# EXERCISE A:
Duplicate the listing from its first line through the line that contains "section-heading-resena: 1. RESEÑA", keeping both of those lines.

# SELECTED TEXT:
■ ■ ■ ■ ■

It is agreed that payments of Intercompany Debt which are permitted to be made by this Agreement are not prohibited by the First Priority Deed (and that accordingly clauses 3 and 7 of the First Priority Deed are amended by this Clause 7 to the extent they are inconsistent with it).
8. TURNOVER
(a) If any Intercompany Creditor receives or recovers a payment or distribution in cash or in kind (including by way of set-off or combination of accounts):
(i) of, or on account of, any of the Intercompany Debt which is not permitted by Clause 7 (Permitted Payments); or
(ii) from (or on behalf of) any Obligor or any other member of the Group on account of the purchase, defeasance, redemption or acquisition of any Intercompany Debt otherwise than to the extent permitted by Clause 7 (Permitted Payments),
(each such payment or distribution being a Turnover Receipt) the receiving or recovering Intercompany Creditor will promptly notify the Security Agent, will pending payment to the Security Agent hold such Turnover Receipt on trust for the Security Agent and the Secured Creditors and will on demand pay to the Security Agent for application as provided in Clause 11 (Proceeds of Enforcement) of the First Priority Deed an amount determined by the Security Agent to be equal to the lesser of:
(A) the outstanding balance of the Senior Debt, Hedging Debt and Spanish Bond Debt; and
(B) the amount of such Turnover Receipt,
less the third party costs and expenses (if any) reasonably incurred by the Intercompany Creditor concerned in receiving or recovering such Turnover Receipt. For the avoidance of doubt, an amount may not be demanded under this Clause 8(a) if such amount has already been paid to the Security Agent under clause 8(a) of the First Priority Deed (and vice versa).

■ ■ ■ ■ ■

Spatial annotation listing
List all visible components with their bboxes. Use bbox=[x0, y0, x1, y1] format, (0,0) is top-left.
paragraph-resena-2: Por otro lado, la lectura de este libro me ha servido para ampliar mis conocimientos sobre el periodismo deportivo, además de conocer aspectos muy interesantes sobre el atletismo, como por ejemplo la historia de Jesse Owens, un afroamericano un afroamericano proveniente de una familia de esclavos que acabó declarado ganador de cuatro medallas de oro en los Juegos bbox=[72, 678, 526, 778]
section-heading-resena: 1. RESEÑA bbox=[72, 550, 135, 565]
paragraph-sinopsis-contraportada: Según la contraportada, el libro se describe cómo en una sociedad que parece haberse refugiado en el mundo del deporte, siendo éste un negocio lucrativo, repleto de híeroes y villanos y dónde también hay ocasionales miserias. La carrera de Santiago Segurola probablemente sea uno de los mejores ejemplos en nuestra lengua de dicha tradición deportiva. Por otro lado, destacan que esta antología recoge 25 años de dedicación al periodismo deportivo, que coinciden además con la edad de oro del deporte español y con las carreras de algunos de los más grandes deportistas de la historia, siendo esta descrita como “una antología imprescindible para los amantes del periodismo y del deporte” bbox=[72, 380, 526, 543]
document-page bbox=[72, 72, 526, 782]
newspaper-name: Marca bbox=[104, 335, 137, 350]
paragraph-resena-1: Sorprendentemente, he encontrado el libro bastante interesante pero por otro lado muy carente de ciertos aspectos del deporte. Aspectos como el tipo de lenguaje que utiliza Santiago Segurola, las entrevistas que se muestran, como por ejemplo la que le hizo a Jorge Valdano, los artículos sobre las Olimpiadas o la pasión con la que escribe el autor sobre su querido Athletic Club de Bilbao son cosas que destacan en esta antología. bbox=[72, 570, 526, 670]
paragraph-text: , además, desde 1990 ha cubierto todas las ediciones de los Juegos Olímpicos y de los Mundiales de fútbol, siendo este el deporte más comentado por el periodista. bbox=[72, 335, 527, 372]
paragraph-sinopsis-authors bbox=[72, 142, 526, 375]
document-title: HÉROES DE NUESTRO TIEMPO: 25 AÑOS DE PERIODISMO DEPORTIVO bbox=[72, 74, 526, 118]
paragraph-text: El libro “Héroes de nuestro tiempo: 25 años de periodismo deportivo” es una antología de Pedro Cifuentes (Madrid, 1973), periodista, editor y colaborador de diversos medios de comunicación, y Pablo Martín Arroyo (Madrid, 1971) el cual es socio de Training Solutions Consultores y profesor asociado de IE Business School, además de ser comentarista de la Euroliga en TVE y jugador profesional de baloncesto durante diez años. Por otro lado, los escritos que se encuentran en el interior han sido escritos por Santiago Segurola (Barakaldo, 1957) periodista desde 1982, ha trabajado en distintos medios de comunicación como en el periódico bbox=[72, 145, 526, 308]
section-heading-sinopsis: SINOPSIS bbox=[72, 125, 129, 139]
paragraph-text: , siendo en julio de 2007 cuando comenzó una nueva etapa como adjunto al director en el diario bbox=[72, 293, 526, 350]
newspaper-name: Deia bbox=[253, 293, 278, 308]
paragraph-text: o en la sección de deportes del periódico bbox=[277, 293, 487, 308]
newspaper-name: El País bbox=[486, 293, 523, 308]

■ ■ ■ ■ ■

# EXERCISE B:
Set down, word for word, the part of the intercompany debt text that begins at the words "It is agreed" and stops after the words "inconsistent with it).".

# FINAL RESULT A:
List all visible components with their bboxes. Use bbox=[x0, y0, x1, y1] format, (0,0) is top-left.
paragraph-resena-2: Por otro lado, la lectura de este libro me ha servido para ampliar mis conocimientos sobre el periodismo deportivo, además de conocer aspectos muy interesantes sobre el atletismo, como por ejemplo la historia de Jesse Owens, un afroamericano un afroamericano proveniente de una familia de esclavos que acabó declarado ganador de cuatro medallas de oro en los Juegos bbox=[72, 678, 526, 778]
section-heading-resena: 1. RESEÑA bbox=[72, 550, 135, 565]

# FINAL RESULT B:
It is agreed that payments of Intercompany Debt which are permitted to be made by this Agreement are not prohibited by the First Priority Deed (and that accordingly clauses 3 and 7 of the First Priority Deed are amended by this Clause 7 to the extent they are inconsistent with it).